Start of Extracted information
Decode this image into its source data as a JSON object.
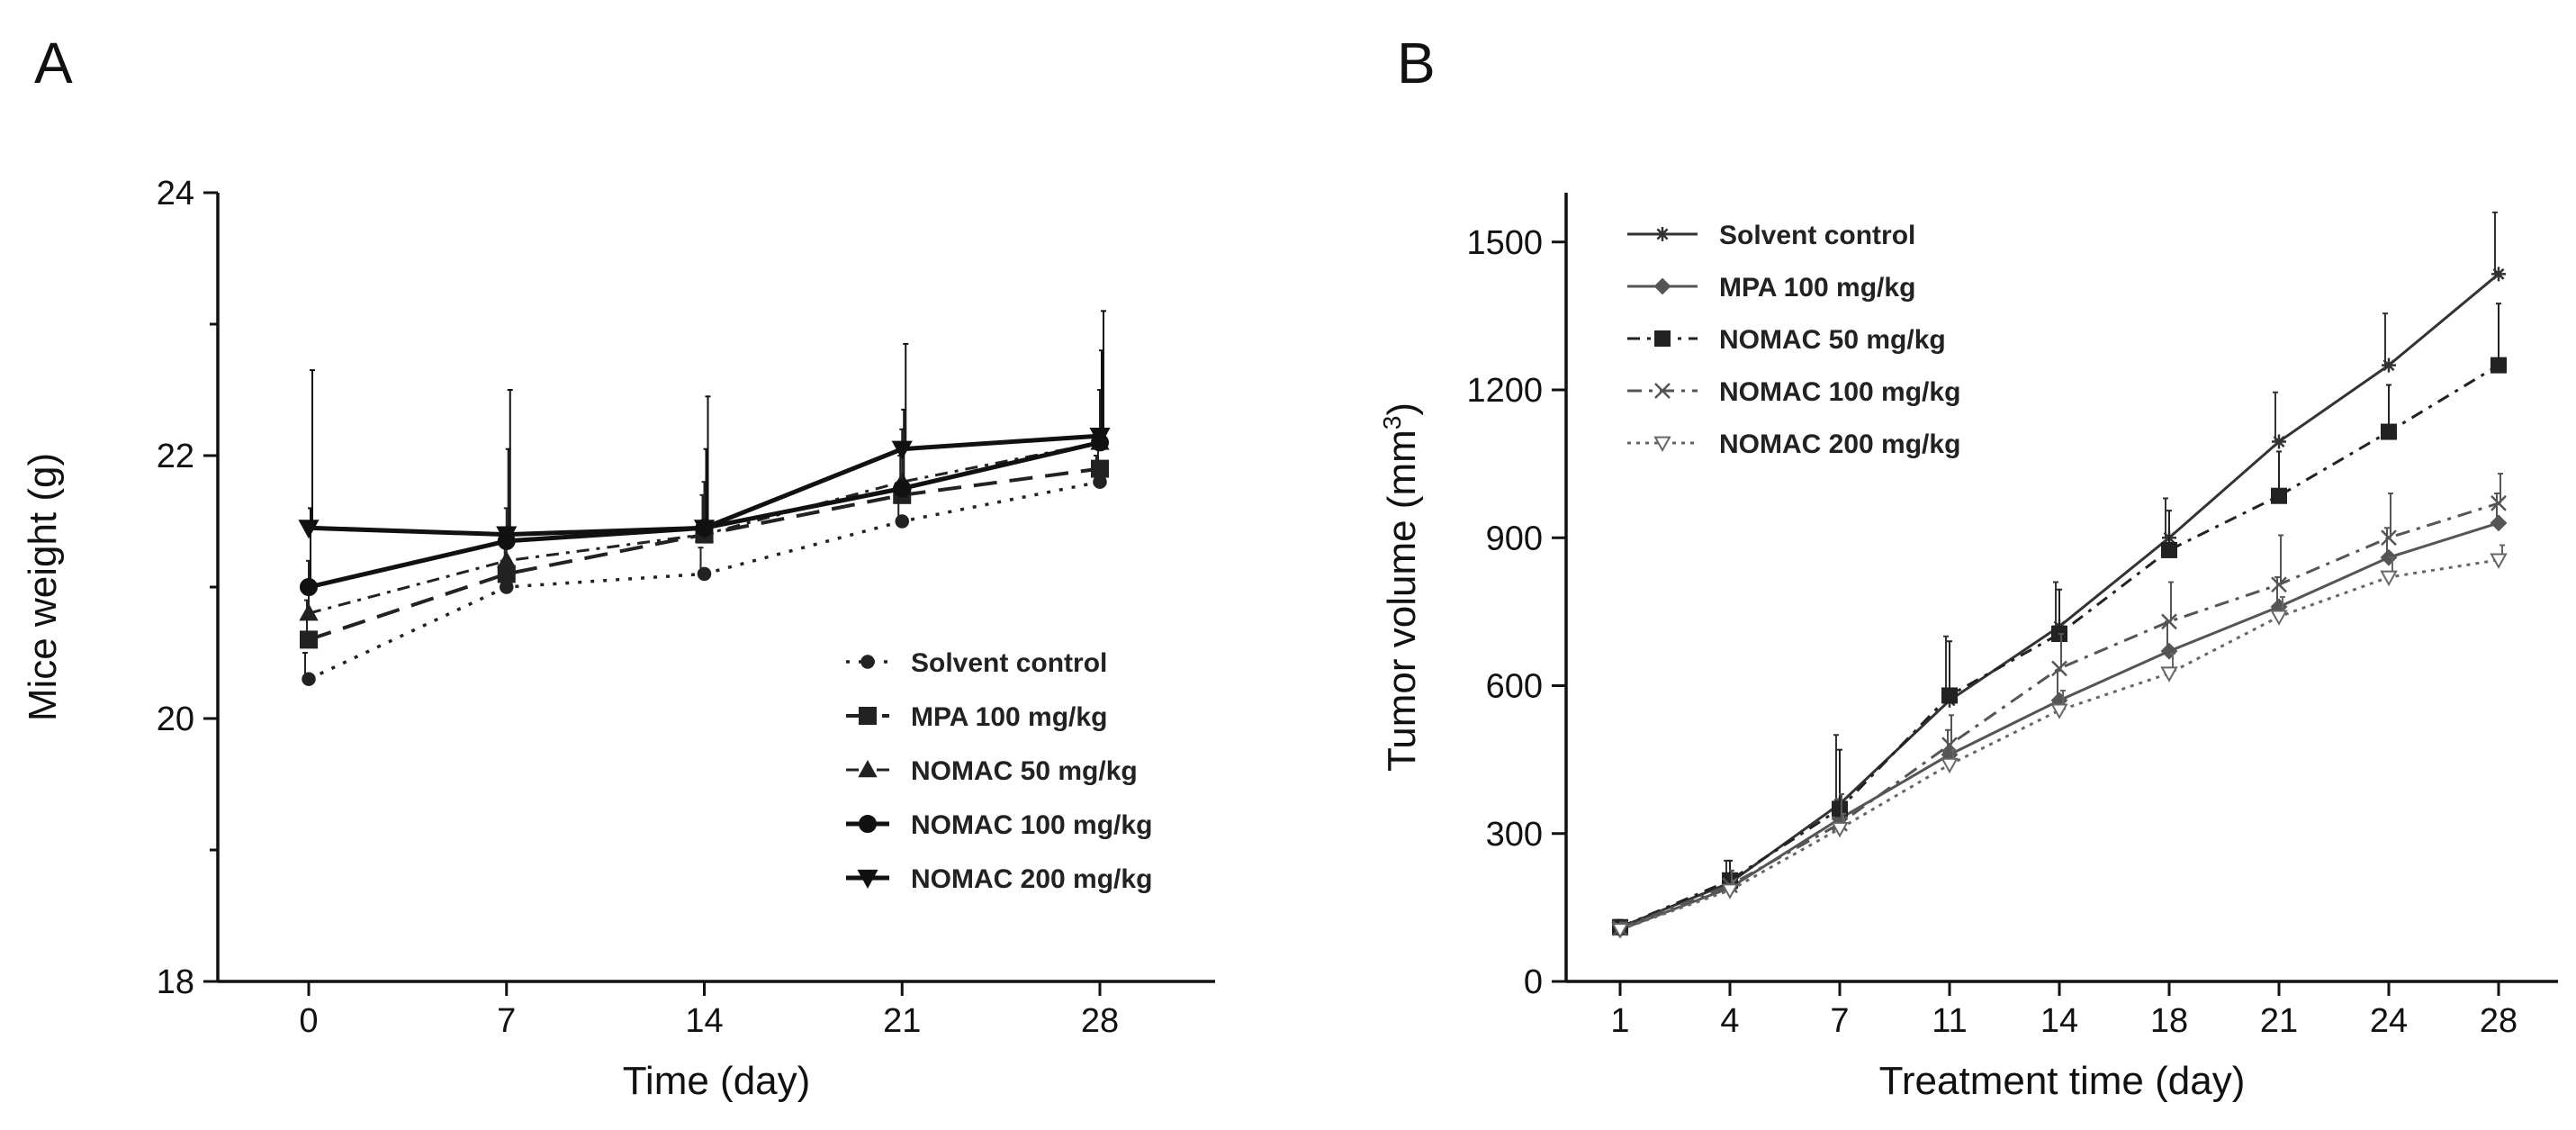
{
  "chart_data": [
    {
      "panel": "A",
      "type": "line",
      "xlabel": "Time (day)",
      "ylabel": "Mice weight (g)",
      "x": [
        0,
        7,
        14,
        21,
        28
      ],
      "x_tick_labels": [
        "0",
        "7",
        "14",
        "21",
        "28"
      ],
      "ylim": [
        18,
        24
      ],
      "y_ticks": [
        18,
        20,
        22,
        24
      ],
      "y_tick_labels": [
        "18",
        "20",
        "22",
        "24"
      ],
      "legend_position": "lower-right",
      "grid": false,
      "series": [
        {
          "name": "Solvent control",
          "values": [
            20.3,
            21.0,
            21.1,
            21.5,
            21.8
          ],
          "err": [
            0.2,
            0.2,
            0.2,
            0.2,
            0.2
          ],
          "marker": "dot",
          "dash": "4 10",
          "width": 3.5,
          "color": "#222222"
        },
        {
          "name": "MPA 100 mg/kg",
          "values": [
            20.6,
            21.1,
            21.4,
            21.7,
            21.9
          ],
          "err": [
            0.3,
            0.3,
            0.3,
            0.3,
            0.3
          ],
          "marker": "square",
          "dash": "26 14",
          "width": 4,
          "color": "#222222"
        },
        {
          "name": "NOMAC 50 mg/kg",
          "values": [
            20.8,
            21.2,
            21.4,
            21.8,
            22.1
          ],
          "err": [
            0.4,
            0.4,
            0.4,
            0.4,
            0.4
          ],
          "marker": "triangle",
          "dash": "14 8 4 8",
          "width": 3,
          "color": "#222222"
        },
        {
          "name": "NOMAC 100 mg/kg",
          "values": [
            21.0,
            21.35,
            21.45,
            21.75,
            22.1
          ],
          "err": [
            0.6,
            0.7,
            0.6,
            0.6,
            0.7
          ],
          "marker": "circle",
          "dash": "",
          "width": 5,
          "color": "#111111"
        },
        {
          "name": "NOMAC 200 mg/kg",
          "values": [
            21.45,
            21.4,
            21.45,
            22.05,
            22.15
          ],
          "err": [
            1.2,
            1.1,
            1.0,
            0.8,
            0.95
          ],
          "marker": "triangle-down",
          "dash": "",
          "width": 5,
          "color": "#111111"
        }
      ]
    },
    {
      "panel": "B",
      "type": "line",
      "xlabel": "Treatment time (day)",
      "ylabel": "Tumor volume (mm",
      "ylabel_superscript": "3",
      "ylabel_suffix": ")",
      "x": [
        1,
        4,
        7,
        11,
        14,
        18,
        21,
        24,
        28
      ],
      "x_tick_labels": [
        "1",
        "4",
        "7",
        "11",
        "14",
        "18",
        "21",
        "24",
        "28"
      ],
      "ylim": [
        0,
        1600
      ],
      "y_ticks": [
        0,
        300,
        600,
        900,
        1200,
        1500
      ],
      "y_tick_labels": [
        "0",
        "300",
        "600",
        "900",
        "1200",
        "1500"
      ],
      "legend_position": "top-left",
      "grid": false,
      "series": [
        {
          "name": "Solvent control",
          "values": [
            110,
            200,
            360,
            570,
            720,
            900,
            1095,
            1250,
            1435
          ],
          "err": [
            15,
            45,
            140,
            130,
            90,
            80,
            100,
            105,
            125
          ],
          "marker": "star",
          "dash": "",
          "width": 3,
          "color": "#333333"
        },
        {
          "name": "MPA 100 mg/kg",
          "values": [
            105,
            190,
            330,
            460,
            570,
            670,
            760,
            860,
            930
          ],
          "err": [
            10,
            20,
            40,
            50,
            60,
            60,
            60,
            60,
            60
          ],
          "marker": "diamond",
          "dash": "",
          "width": 3,
          "color": "#555555"
        },
        {
          "name": "NOMAC 50 mg/kg",
          "values": [
            110,
            205,
            350,
            580,
            705,
            875,
            985,
            1115,
            1250
          ],
          "err": [
            15,
            40,
            120,
            110,
            90,
            80,
            90,
            95,
            125
          ],
          "marker": "square",
          "dash": "14 8 4 8",
          "width": 3,
          "color": "#222222"
        },
        {
          "name": "NOMAC 100 mg/kg",
          "values": [
            108,
            195,
            320,
            480,
            635,
            730,
            805,
            900,
            970
          ],
          "err": [
            12,
            30,
            60,
            60,
            70,
            80,
            100,
            90,
            60
          ],
          "marker": "cross",
          "dash": "16 8 4 8",
          "width": 3,
          "color": "#555555"
        },
        {
          "name": "NOMAC 200 mg/kg",
          "values": [
            105,
            185,
            310,
            440,
            550,
            625,
            740,
            820,
            855
          ],
          "err": [
            10,
            20,
            30,
            30,
            40,
            40,
            40,
            40,
            30
          ],
          "marker": "triangle-down-open",
          "dash": "4 6",
          "width": 3,
          "color": "#666666"
        }
      ]
    }
  ]
}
End of Extracted information
A verbatim copy of every entry above, with no pictures, is the expected output.

**Result:**
Decode this image into its source data as a JSON object.
{
  "chart_data": [
    {
      "panel": "A",
      "type": "line",
      "xlabel": "Time (day)",
      "ylabel": "Mice weight (g)",
      "x": [
        0,
        7,
        14,
        21,
        28
      ],
      "x_tick_labels": [
        "0",
        "7",
        "14",
        "21",
        "28"
      ],
      "ylim": [
        18,
        24
      ],
      "y_ticks": [
        18,
        20,
        22,
        24
      ],
      "y_tick_labels": [
        "18",
        "20",
        "22",
        "24"
      ],
      "legend_position": "lower-right",
      "grid": false,
      "series": [
        {
          "name": "Solvent control",
          "values": [
            20.3,
            21.0,
            21.1,
            21.5,
            21.8
          ],
          "err": [
            0.2,
            0.2,
            0.2,
            0.2,
            0.2
          ],
          "marker": "dot",
          "dash": "4 10",
          "width": 3.5,
          "color": "#222222"
        },
        {
          "name": "MPA 100 mg/kg",
          "values": [
            20.6,
            21.1,
            21.4,
            21.7,
            21.9
          ],
          "err": [
            0.3,
            0.3,
            0.3,
            0.3,
            0.3
          ],
          "marker": "square",
          "dash": "26 14",
          "width": 4,
          "color": "#222222"
        },
        {
          "name": "NOMAC 50 mg/kg",
          "values": [
            20.8,
            21.2,
            21.4,
            21.8,
            22.1
          ],
          "err": [
            0.4,
            0.4,
            0.4,
            0.4,
            0.4
          ],
          "marker": "triangle",
          "dash": "14 8 4 8",
          "width": 3,
          "color": "#222222"
        },
        {
          "name": "NOMAC 100 mg/kg",
          "values": [
            21.0,
            21.35,
            21.45,
            21.75,
            22.1
          ],
          "err": [
            0.6,
            0.7,
            0.6,
            0.6,
            0.7
          ],
          "marker": "circle",
          "dash": "",
          "width": 5,
          "color": "#111111"
        },
        {
          "name": "NOMAC 200 mg/kg",
          "values": [
            21.45,
            21.4,
            21.45,
            22.05,
            22.15
          ],
          "err": [
            1.2,
            1.1,
            1.0,
            0.8,
            0.95
          ],
          "marker": "triangle-down",
          "dash": "",
          "width": 5,
          "color": "#111111"
        }
      ]
    },
    {
      "panel": "B",
      "type": "line",
      "xlabel": "Treatment time (day)",
      "ylabel": "Tumor volume (mm",
      "ylabel_superscript": "3",
      "ylabel_suffix": ")",
      "x": [
        1,
        4,
        7,
        11,
        14,
        18,
        21,
        24,
        28
      ],
      "x_tick_labels": [
        "1",
        "4",
        "7",
        "11",
        "14",
        "18",
        "21",
        "24",
        "28"
      ],
      "ylim": [
        0,
        1600
      ],
      "y_ticks": [
        0,
        300,
        600,
        900,
        1200,
        1500
      ],
      "y_tick_labels": [
        "0",
        "300",
        "600",
        "900",
        "1200",
        "1500"
      ],
      "legend_position": "top-left",
      "grid": false,
      "series": [
        {
          "name": "Solvent control",
          "values": [
            110,
            200,
            360,
            570,
            720,
            900,
            1095,
            1250,
            1435
          ],
          "err": [
            15,
            45,
            140,
            130,
            90,
            80,
            100,
            105,
            125
          ],
          "marker": "star",
          "dash": "",
          "width": 3,
          "color": "#333333"
        },
        {
          "name": "MPA 100 mg/kg",
          "values": [
            105,
            190,
            330,
            460,
            570,
            670,
            760,
            860,
            930
          ],
          "err": [
            10,
            20,
            40,
            50,
            60,
            60,
            60,
            60,
            60
          ],
          "marker": "diamond",
          "dash": "",
          "width": 3,
          "color": "#555555"
        },
        {
          "name": "NOMAC 50 mg/kg",
          "values": [
            110,
            205,
            350,
            580,
            705,
            875,
            985,
            1115,
            1250
          ],
          "err": [
            15,
            40,
            120,
            110,
            90,
            80,
            90,
            95,
            125
          ],
          "marker": "square",
          "dash": "14 8 4 8",
          "width": 3,
          "color": "#222222"
        },
        {
          "name": "NOMAC 100 mg/kg",
          "values": [
            108,
            195,
            320,
            480,
            635,
            730,
            805,
            900,
            970
          ],
          "err": [
            12,
            30,
            60,
            60,
            70,
            80,
            100,
            90,
            60
          ],
          "marker": "cross",
          "dash": "16 8 4 8",
          "width": 3,
          "color": "#555555"
        },
        {
          "name": "NOMAC 200 mg/kg",
          "values": [
            105,
            185,
            310,
            440,
            550,
            625,
            740,
            820,
            855
          ],
          "err": [
            10,
            20,
            30,
            30,
            40,
            40,
            40,
            40,
            30
          ],
          "marker": "triangle-down-open",
          "dash": "4 6",
          "width": 3,
          "color": "#666666"
        }
      ]
    }
  ]
}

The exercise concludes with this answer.